┌─ ENTRIES SHOWN

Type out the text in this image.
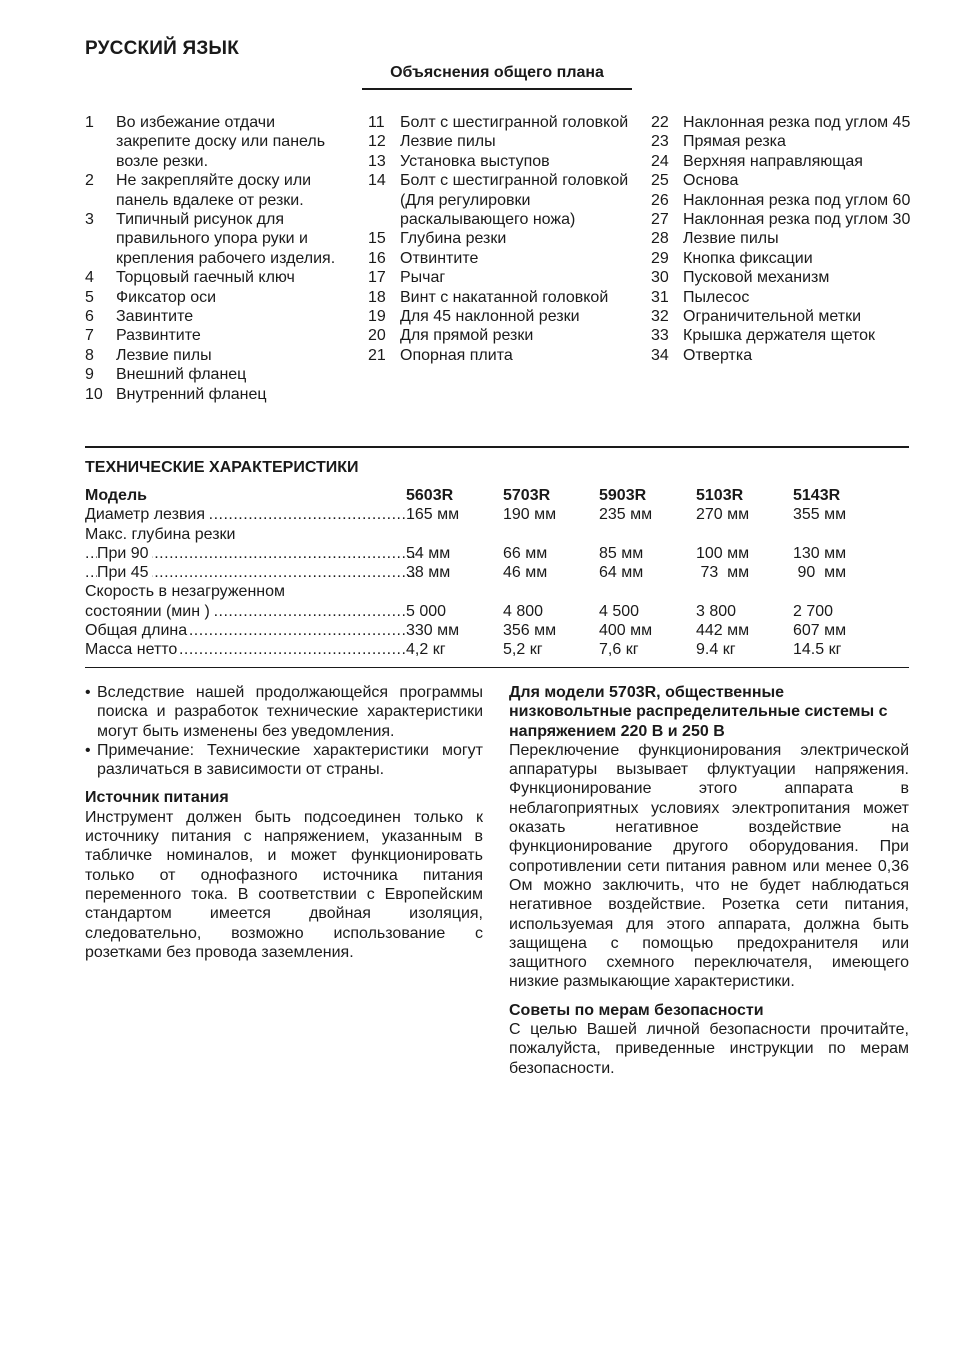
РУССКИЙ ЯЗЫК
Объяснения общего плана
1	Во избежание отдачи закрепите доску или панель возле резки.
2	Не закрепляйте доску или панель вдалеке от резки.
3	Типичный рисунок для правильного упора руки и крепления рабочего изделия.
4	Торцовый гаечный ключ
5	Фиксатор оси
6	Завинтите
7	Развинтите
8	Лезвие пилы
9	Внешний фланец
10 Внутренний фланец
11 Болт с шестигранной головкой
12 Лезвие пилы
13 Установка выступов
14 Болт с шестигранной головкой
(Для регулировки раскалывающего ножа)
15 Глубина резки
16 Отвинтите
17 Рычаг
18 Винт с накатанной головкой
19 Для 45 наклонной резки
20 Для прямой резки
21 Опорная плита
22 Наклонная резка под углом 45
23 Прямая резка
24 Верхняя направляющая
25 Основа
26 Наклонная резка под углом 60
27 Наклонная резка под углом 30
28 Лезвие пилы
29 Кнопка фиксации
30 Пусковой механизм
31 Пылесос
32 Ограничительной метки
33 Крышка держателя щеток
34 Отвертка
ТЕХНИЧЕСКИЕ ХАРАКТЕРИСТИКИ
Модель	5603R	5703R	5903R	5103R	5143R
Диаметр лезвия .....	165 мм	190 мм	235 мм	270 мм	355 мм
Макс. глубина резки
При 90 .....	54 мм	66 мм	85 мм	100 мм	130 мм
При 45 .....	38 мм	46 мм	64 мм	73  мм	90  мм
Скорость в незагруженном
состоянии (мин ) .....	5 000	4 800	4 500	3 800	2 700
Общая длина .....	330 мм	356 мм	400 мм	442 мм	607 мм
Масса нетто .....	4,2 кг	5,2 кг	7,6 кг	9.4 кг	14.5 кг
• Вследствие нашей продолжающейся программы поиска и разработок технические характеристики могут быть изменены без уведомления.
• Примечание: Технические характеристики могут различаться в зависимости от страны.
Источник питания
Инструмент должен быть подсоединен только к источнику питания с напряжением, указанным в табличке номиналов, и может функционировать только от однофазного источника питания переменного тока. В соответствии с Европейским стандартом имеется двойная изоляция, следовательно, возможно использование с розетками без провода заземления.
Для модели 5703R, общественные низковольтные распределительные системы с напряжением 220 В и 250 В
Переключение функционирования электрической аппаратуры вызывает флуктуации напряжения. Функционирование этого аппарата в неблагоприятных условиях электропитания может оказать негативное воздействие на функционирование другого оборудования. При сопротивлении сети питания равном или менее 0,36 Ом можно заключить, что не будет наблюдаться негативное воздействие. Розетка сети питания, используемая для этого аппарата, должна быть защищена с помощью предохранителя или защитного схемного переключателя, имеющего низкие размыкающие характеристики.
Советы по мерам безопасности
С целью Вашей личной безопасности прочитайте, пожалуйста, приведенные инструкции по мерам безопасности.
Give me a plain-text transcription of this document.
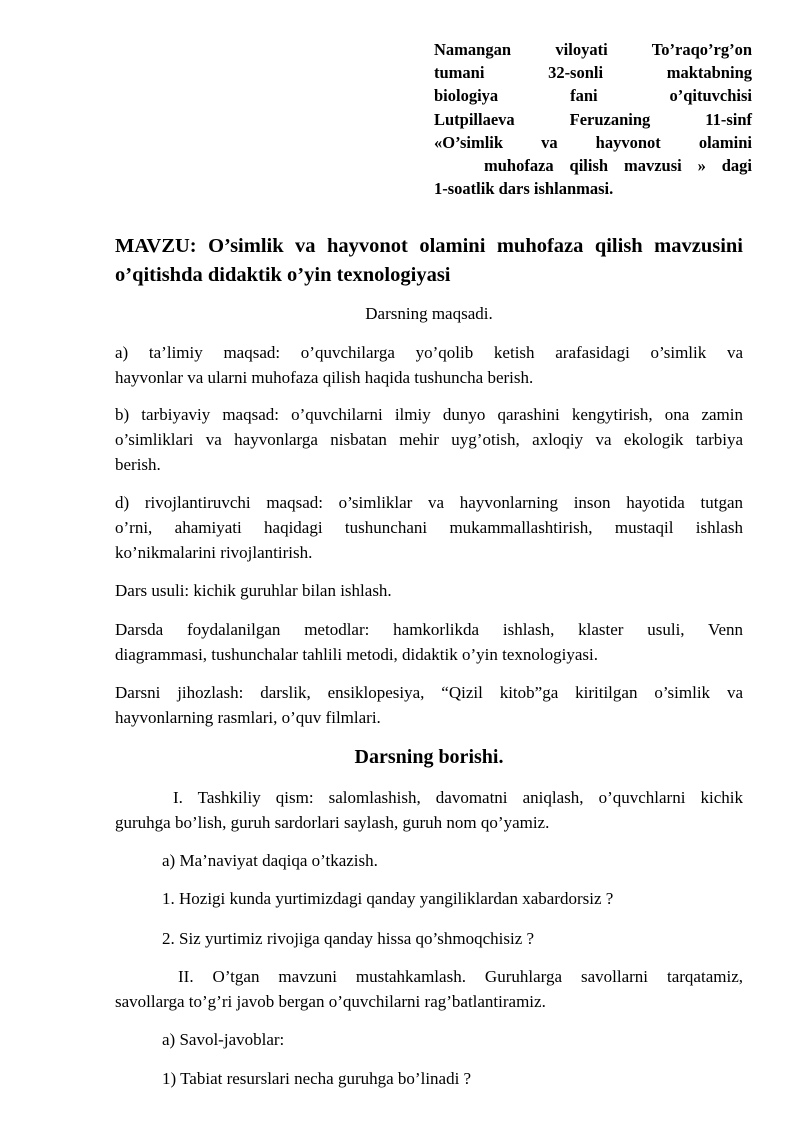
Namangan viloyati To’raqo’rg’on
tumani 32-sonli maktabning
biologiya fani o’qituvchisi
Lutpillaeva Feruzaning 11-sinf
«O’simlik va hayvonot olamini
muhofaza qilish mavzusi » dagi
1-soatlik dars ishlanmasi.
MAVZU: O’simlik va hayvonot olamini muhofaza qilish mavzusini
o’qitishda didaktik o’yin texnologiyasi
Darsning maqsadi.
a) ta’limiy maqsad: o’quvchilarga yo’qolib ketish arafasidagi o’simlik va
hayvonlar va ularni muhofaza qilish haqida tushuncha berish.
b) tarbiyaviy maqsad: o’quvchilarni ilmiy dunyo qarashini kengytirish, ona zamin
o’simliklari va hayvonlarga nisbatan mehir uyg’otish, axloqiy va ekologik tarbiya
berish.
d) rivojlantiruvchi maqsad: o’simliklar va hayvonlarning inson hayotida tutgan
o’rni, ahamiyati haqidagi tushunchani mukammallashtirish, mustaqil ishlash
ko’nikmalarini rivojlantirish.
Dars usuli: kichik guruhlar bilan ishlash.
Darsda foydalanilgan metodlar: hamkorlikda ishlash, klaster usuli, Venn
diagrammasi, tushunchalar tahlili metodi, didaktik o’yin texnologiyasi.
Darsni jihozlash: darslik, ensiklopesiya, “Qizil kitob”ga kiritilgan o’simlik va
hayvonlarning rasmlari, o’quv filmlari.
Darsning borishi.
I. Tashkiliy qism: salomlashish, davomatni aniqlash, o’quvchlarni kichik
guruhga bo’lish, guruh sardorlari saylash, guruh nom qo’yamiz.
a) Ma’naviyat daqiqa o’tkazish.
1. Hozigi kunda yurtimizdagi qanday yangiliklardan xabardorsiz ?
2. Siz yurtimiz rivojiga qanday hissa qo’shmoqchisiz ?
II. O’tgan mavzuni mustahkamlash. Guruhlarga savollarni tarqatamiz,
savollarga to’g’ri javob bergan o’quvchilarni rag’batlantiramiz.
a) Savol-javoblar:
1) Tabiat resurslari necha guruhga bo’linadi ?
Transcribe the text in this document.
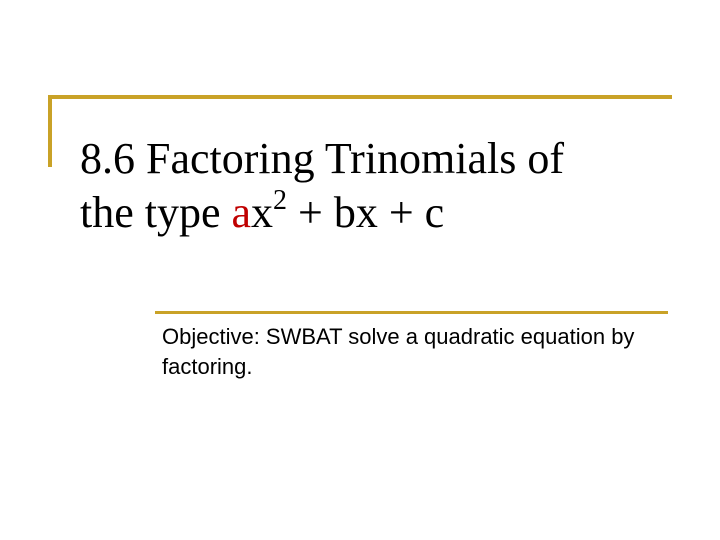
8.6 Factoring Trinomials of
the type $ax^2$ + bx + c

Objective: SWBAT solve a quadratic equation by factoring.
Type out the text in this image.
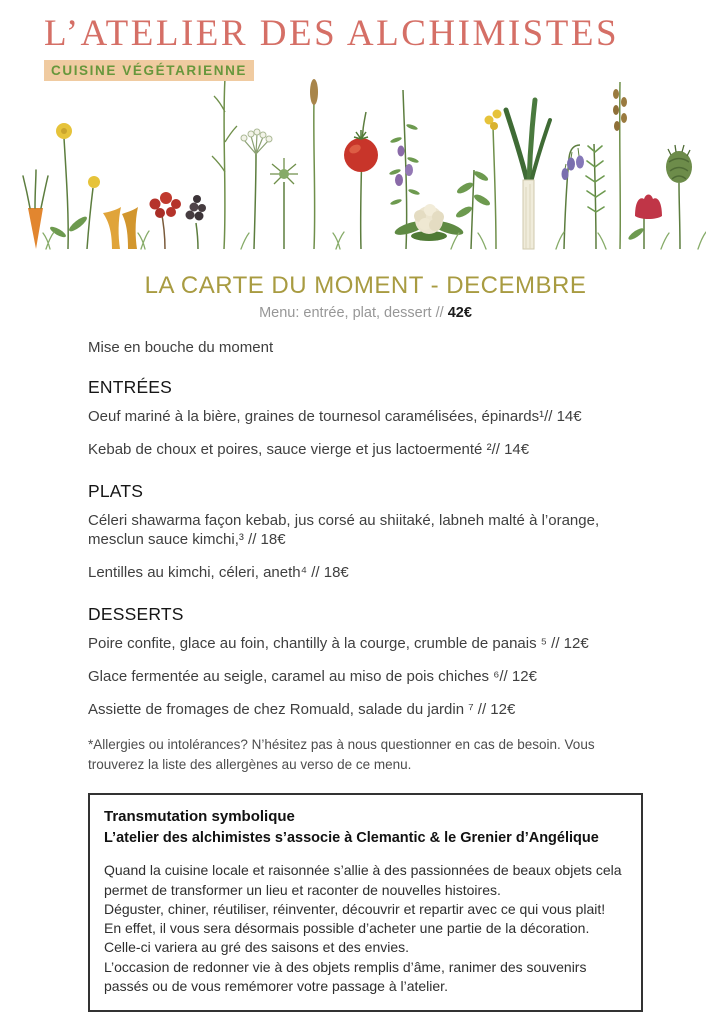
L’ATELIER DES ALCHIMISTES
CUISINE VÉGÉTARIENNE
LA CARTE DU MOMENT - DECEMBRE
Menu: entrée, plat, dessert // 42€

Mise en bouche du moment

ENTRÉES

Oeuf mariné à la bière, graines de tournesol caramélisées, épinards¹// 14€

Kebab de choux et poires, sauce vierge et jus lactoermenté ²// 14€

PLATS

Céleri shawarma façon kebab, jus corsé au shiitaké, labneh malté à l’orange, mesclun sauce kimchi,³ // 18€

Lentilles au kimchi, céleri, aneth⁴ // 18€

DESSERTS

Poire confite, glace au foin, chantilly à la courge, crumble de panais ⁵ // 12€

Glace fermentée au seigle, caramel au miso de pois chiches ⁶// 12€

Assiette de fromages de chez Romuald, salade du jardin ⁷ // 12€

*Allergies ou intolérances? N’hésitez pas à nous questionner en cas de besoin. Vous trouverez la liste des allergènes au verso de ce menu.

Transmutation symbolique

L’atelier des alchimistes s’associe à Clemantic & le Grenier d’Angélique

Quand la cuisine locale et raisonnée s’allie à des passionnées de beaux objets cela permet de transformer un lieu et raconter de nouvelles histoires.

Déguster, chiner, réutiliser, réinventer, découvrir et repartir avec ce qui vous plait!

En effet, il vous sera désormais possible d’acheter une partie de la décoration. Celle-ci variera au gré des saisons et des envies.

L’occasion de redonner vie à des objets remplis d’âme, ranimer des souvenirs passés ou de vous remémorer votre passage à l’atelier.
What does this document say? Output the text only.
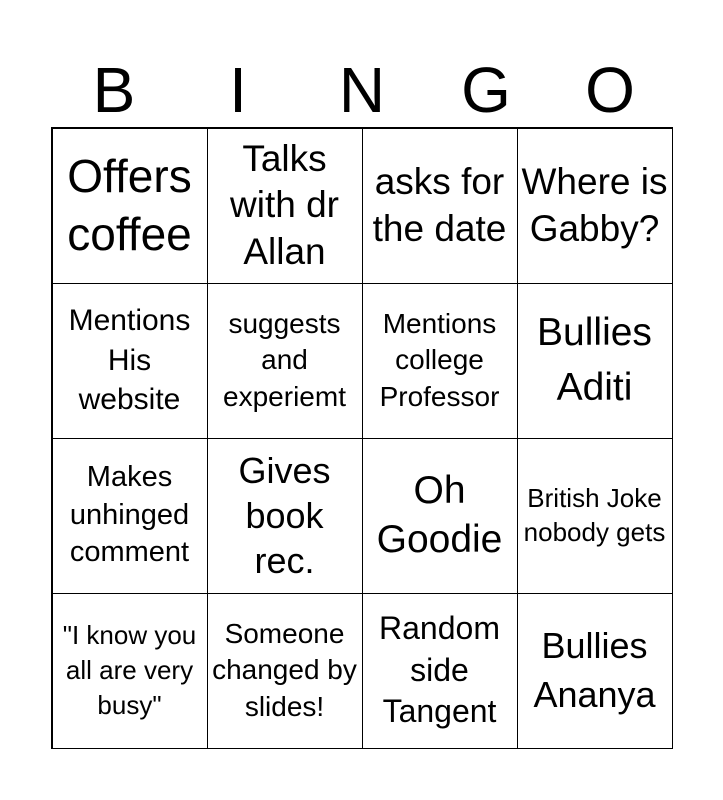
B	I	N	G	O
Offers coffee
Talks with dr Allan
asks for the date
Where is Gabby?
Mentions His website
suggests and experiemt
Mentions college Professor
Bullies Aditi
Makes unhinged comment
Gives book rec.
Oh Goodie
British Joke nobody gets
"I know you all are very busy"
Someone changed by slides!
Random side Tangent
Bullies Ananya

└─

#### TASK TO CARRY OUT
Repeat the listing above exactly, with no pictures.

#### EXERCISE RESULT
Type out the text in this image.
РУССКИЙ ЯЗЫК
Объяснения общего плана
1	Во избежание отдачи закрепите доску или панель возле резки.
2	Не закрепляйте доску или панель вдалеке от резки.
3	Типичный рисунок для правильного упора руки и крепления рабочего изделия.
4	Торцовый гаечный ключ
5	Фиксатор оси
6	Завинтите
7	Развинтите
8	Лезвие пилы
9	Внешний фланец
10 Внутренний фланец
11 Болт с шестигранной головкой
12 Лезвие пилы
13 Установка выступов
14 Болт с шестигранной головкой
(Для регулировки раскалывающего ножа)
15 Глубина резки
16 Отвинтите
17 Рычаг
18 Винт с накатанной головкой
19 Для 45 наклонной резки
20 Для прямой резки
21 Опорная плита
22 Наклонная резка под углом 45
23 Прямая резка
24 Верхняя направляющая
25 Основа
26 Наклонная резка под углом 60
27 Наклонная резка под углом 30
28 Лезвие пилы
29 Кнопка фиксации
30 Пусковой механизм
31 Пылесос
32 Ограничительной метки
33 Крышка держателя щеток
34 Отвертка
ТЕХНИЧЕСКИЕ ХАРАКТЕРИСТИКИ
Модель	5603R	5703R	5903R	5103R	5143R
Диаметр лезвия .....	165 мм	190 мм	235 мм	270 мм	355 мм
Макс. глубина резки
При 90 .....	54 мм	66 мм	85 мм	100 мм	130 мм
При 45 .....	38 мм	46 мм	64 мм	73  мм	90  мм
Скорость в незагруженном
состоянии (мин ) .....	5 000	4 800	4 500	3 800	2 700
Общая длина .....	330 мм	356 мм	400 мм	442 мм	607 мм
Масса нетто .....	4,2 кг	5,2 кг	7,6 кг	9.4 кг	14.5 кг
• Вследствие нашей продолжающейся программы поиска и разработок технические характеристики могут быть изменены без уведомления.
• Примечание: Технические характеристики могут различаться в зависимости от страны.
Источник питания
Инструмент должен быть подсоединен только к источнику питания с напряжением, указанным в табличке номиналов, и может функционировать только от однофазного источника питания переменного тока. В соответствии с Европейским стандартом имеется двойная изоляция, следовательно, возможно использование с розетками без провода заземления.
Для модели 5703R, общественные низковольтные распределительные системы с напряжением 220 В и 250 В
Переключение функционирования электрической аппаратуры вызывает флуктуации напряжения. Функционирование этого аппарата в неблагоприятных условиях электропитания может оказать негативное воздействие на функционирование другого оборудования. При сопротивлении сети питания равном или менее 0,36 Ом можно заключить, что не будет наблюдаться негативное воздействие. Розетка сети питания, используемая для этого аппарата, должна быть защищена с помощью предохранителя или защитного схемного переключателя, имеющего низкие размыкающие характеристики.
Советы по мерам безопасности
С целью Вашей личной безопасности прочитайте, пожалуйста, приведенные инструкции по мерам безопасности.
Give me a plain-text transcription of this document.
Namangan viloyati To’raqo’rg’on
tumani 32-sonli maktabning
biologiya fani o’qituvchisi
Lutpillaeva Feruzaning 11-sinf
«O’simlik va hayvonot olamini
muhofaza qilish mavzusi » dagi
1-soatlik dars ishlanmasi.
MAVZU: O’simlik va hayvonot olamini muhofaza qilish mavzusini
o’qitishda didaktik o’yin texnologiyasi
Darsning maqsadi.
a) ta’limiy maqsad: o’quvchilarga yo’qolib ketish arafasidagi o’simlik va
hayvonlar va ularni muhofaza qilish haqida tushuncha berish.
b) tarbiyaviy maqsad: o’quvchilarni ilmiy dunyo qarashini kengytirish, ona zamin
o’simliklari va hayvonlarga nisbatan mehir uyg’otish, axloqiy va ekologik tarbiya
berish.
d) rivojlantiruvchi maqsad: o’simliklar va hayvonlarning inson hayotida tutgan
o’rni, ahamiyati haqidagi tushunchani mukammallashtirish, mustaqil ishlash
ko’nikmalarini rivojlantirish.
Dars usuli: kichik guruhlar bilan ishlash.
Darsda foydalanilgan metodlar: hamkorlikda ishlash, klaster usuli, Venn
diagrammasi, tushunchalar tahlili metodi, didaktik o’yin texnologiyasi.
Darsni jihozlash: darslik, ensiklopesiya, “Qizil kitob”ga kiritilgan o’simlik va
hayvonlarning rasmlari, o’quv filmlari.
Darsning borishi.
I. Tashkiliy qism: salomlashish, davomatni aniqlash, o’quvchlarni kichik
guruhga bo’lish, guruh sardorlari saylash, guruh nom qo’yamiz.
a) Ma’naviyat daqiqa o’tkazish.
1. Hozigi kunda yurtimizdagi qanday yangiliklardan xabardorsiz ?
2. Siz yurtimiz rivojiga qanday hissa qo’shmoqchisiz ?
II. O’tgan mavzuni mustahkamlash. Guruhlarga savollarni tarqatamiz,
savollarga to’g’ri javob bergan o’quvchilarni rag’batlantiramiz.
a) Savol-javoblar:
1) Tabiat resurslari necha guruhga bo’linadi ?
Transcribe the text in this document.
8.6 Factoring Trinomials of
the type $ax^2$ + bx + c

Objective: SWBAT solve a quadratic equation by factoring.
Type out the text in this image.
L’ATELIER DES ALCHIMISTES
CUISINE VÉGÉTARIENNE
LA CARTE DU MOMENT - DECEMBRE
Menu: entrée, plat, dessert // 42€

Mise en bouche du moment

ENTRÉES

Oeuf mariné à la bière, graines de tournesol caramélisées, épinards¹// 14€

Kebab de choux et poires, sauce vierge et jus lactoermenté ²// 14€

PLATS

Céleri shawarma façon kebab, jus corsé au shiitaké, labneh malté à l’orange, mesclun sauce kimchi,³ // 18€

Lentilles au kimchi, céleri, aneth⁴ // 18€

DESSERTS

Poire confite, glace au foin, chantilly à la courge, crumble de panais ⁵ // 12€

Glace fermentée au seigle, caramel au miso de pois chiches ⁶// 12€

Assiette de fromages de chez Romuald, salade du jardin ⁷ // 12€

*Allergies ou intolérances? N’hésitez pas à nous questionner en cas de besoin. Vous trouverez la liste des allergènes au verso de ce menu.

Transmutation symbolique

L’atelier des alchimistes s’associe à Clemantic & le Grenier d’Angélique

Quand la cuisine locale et raisonnée s’allie à des passionnées de beaux objets cela permet de transformer un lieu et raconter de nouvelles histoires.

Déguster, chiner, réutiliser, réinventer, découvrir et repartir avec ce qui vous plait!

En effet, il vous sera désormais possible d’acheter une partie de la décoration. Celle-ci variera au gré des saisons et des envies.

L’occasion de redonner vie à des objets remplis d’âme, ranimer des souvenirs passés ou de vous remémorer votre passage à l’atelier.
What does this document say? Output the text only.
B	I	N	G	O
Offers coffee
Talks with dr Allan
asks for the date
Where is Gabby?
Mentions His website
suggests and experiemt
Mentions college Professor
Bullies Aditi
Makes unhinged comment
Gives book rec.
Oh Goodie
British Joke nobody gets
"I know you all are very busy"
Someone changed by slides!
Random side Tangent
Bullies Ananya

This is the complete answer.